-- start --

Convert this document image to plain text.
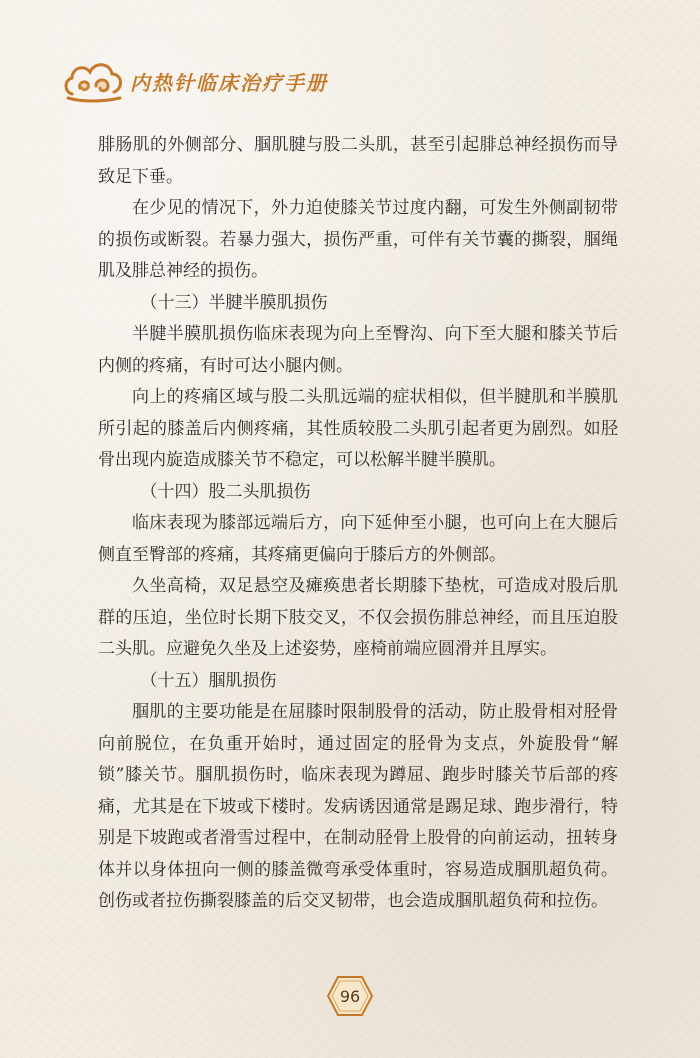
内热针临床治疗手册

腓肠肌的外侧部分、腘肌腱与股二头肌，甚至引起腓总神经损伤而导致足下垂。

在少见的情况下，外力迫使膝关节过度内翻，可发生外侧副韧带的损伤或断裂。若暴力强大，损伤严重，可伴有关节囊的撕裂，腘绳肌及腓总神经的损伤。

（十三）半腱半膜肌损伤

半腱半膜肌损伤临床表现为向上至臀沟、向下至大腿和膝关节后内侧的疼痛，有时可达小腿内侧。

向上的疼痛区域与股二头肌远端的症状相似，但半腱肌和半膜肌所引起的膝盖后内侧疼痛，其性质较股二头肌引起者更为剧烈。如胫骨出现内旋造成膝关节不稳定，可以松解半腱半膜肌。

（十四）股二头肌损伤

临床表现为膝部远端后方，向下延伸至小腿，也可向上在大腿后侧直至臀部的疼痛，其疼痛更偏向于膝后方的外侧部。

久坐高椅，双足悬空及瘫痪患者长期膝下垫枕，可造成对股后肌群的压迫，坐位时长期下肢交叉，不仅会损伤腓总神经，而且压迫股二头肌。应避免久坐及上述姿势，座椅前端应圆滑并且厚实。

（十五）腘肌损伤

腘肌的主要功能是在屈膝时限制股骨的活动，防止股骨相对胫骨向前脱位，在负重开始时，通过固定的胫骨为支点，外旋股骨“解锁”膝关节。腘肌损伤时，临床表现为蹲屈、跑步时膝关节后部的疼痛，尤其是在下坡或下楼时。发病诱因通常是踢足球、跑步滑行，特别是下坡跑或者滑雪过程中，在制动胫骨上股骨的向前运动，扭转身体并以身体扭向一侧的膝盖微弯承受体重时，容易造成腘肌超负荷。创伤或者拉伤撕裂膝盖的后交叉韧带，也会造成腘肌超负荷和拉伤。

96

-- end --

Reproduce each line exactly as it appears, omitting the pictures.

Convert this document image to plain text.
内热针临床治疗手册

腓肠肌的外侧部分、腘肌腱与股二头肌，甚至引起腓总神经损伤而导致足下垂。

在少见的情况下，外力迫使膝关节过度内翻，可发生外侧副韧带的损伤或断裂。若暴力强大，损伤严重，可伴有关节囊的撕裂，腘绳肌及腓总神经的损伤。

（十三）半腱半膜肌损伤

半腱半膜肌损伤临床表现为向上至臀沟、向下至大腿和膝关节后内侧的疼痛，有时可达小腿内侧。

向上的疼痛区域与股二头肌远端的症状相似，但半腱肌和半膜肌所引起的膝盖后内侧疼痛，其性质较股二头肌引起者更为剧烈。如胫骨出现内旋造成膝关节不稳定，可以松解半腱半膜肌。

（十四）股二头肌损伤

临床表现为膝部远端后方，向下延伸至小腿，也可向上在大腿后侧直至臀部的疼痛，其疼痛更偏向于膝后方的外侧部。

久坐高椅，双足悬空及瘫痪患者长期膝下垫枕，可造成对股后肌群的压迫，坐位时长期下肢交叉，不仅会损伤腓总神经，而且压迫股二头肌。应避免久坐及上述姿势，座椅前端应圆滑并且厚实。

（十五）腘肌损伤

腘肌的主要功能是在屈膝时限制股骨的活动，防止股骨相对胫骨向前脱位，在负重开始时，通过固定的胫骨为支点，外旋股骨“解锁”膝关节。腘肌损伤时，临床表现为蹲屈、跑步时膝关节后部的疼痛，尤其是在下坡或下楼时。发病诱因通常是踢足球、跑步滑行，特别是下坡跑或者滑雪过程中，在制动胫骨上股骨的向前运动，扭转身体并以身体扭向一侧的膝盖微弯承受体重时，容易造成腘肌超负荷。创伤或者拉伤撕裂膝盖的后交叉韧带，也会造成腘肌超负荷和拉伤。

96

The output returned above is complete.